◆ **Exercise instructions**: Provide the number of lines containing the word "color", and nothing else.

----

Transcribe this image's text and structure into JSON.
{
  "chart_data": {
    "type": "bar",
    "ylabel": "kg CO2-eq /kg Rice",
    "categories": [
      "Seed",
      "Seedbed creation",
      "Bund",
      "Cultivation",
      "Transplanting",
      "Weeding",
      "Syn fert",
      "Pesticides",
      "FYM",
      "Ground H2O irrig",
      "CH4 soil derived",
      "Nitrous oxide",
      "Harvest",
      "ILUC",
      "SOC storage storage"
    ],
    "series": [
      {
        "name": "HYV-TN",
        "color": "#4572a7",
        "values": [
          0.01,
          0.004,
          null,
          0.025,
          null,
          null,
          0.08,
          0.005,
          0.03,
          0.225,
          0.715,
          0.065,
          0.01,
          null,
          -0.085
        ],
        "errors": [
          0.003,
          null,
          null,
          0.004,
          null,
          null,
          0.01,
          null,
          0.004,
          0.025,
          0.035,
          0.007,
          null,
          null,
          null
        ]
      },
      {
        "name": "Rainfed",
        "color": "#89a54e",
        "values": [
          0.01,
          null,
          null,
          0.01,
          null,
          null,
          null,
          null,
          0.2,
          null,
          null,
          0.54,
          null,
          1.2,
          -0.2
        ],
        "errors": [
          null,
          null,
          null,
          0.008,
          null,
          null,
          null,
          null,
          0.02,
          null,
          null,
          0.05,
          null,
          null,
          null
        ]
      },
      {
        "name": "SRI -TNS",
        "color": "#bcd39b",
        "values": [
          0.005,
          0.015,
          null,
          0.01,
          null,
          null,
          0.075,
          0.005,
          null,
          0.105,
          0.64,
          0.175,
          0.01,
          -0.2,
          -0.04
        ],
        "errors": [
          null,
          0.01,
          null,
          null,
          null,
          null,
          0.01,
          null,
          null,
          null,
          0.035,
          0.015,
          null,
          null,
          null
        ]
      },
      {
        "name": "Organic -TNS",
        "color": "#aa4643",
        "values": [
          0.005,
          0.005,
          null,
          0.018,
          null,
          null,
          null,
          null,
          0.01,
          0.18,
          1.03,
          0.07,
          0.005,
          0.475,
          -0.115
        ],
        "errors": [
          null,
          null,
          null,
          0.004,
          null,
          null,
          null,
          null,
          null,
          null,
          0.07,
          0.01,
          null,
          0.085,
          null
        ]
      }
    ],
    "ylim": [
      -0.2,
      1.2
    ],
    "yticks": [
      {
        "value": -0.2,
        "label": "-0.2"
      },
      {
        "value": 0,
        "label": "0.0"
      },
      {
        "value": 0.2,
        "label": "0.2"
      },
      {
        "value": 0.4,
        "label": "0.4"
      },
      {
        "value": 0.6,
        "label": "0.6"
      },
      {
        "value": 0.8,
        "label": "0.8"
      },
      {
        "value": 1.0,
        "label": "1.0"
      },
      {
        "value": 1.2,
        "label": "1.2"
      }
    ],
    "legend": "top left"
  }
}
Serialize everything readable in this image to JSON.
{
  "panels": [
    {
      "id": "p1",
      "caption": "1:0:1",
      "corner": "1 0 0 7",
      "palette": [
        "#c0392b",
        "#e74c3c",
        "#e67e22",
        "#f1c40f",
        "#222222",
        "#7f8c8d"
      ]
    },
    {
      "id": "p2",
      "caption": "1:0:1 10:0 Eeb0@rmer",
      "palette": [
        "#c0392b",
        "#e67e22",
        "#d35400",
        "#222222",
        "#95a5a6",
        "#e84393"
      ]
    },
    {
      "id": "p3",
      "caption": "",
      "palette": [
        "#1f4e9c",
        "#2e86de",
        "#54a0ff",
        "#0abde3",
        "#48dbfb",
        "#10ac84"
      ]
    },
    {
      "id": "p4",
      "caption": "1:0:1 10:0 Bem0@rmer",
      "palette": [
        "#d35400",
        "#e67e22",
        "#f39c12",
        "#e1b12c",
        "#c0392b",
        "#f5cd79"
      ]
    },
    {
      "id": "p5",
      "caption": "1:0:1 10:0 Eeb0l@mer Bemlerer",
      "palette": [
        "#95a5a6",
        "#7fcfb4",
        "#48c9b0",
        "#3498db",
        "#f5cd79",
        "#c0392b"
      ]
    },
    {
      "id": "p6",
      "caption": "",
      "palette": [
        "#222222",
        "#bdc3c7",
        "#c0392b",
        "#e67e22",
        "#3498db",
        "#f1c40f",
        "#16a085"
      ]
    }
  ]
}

----

◆ **Answer**: 4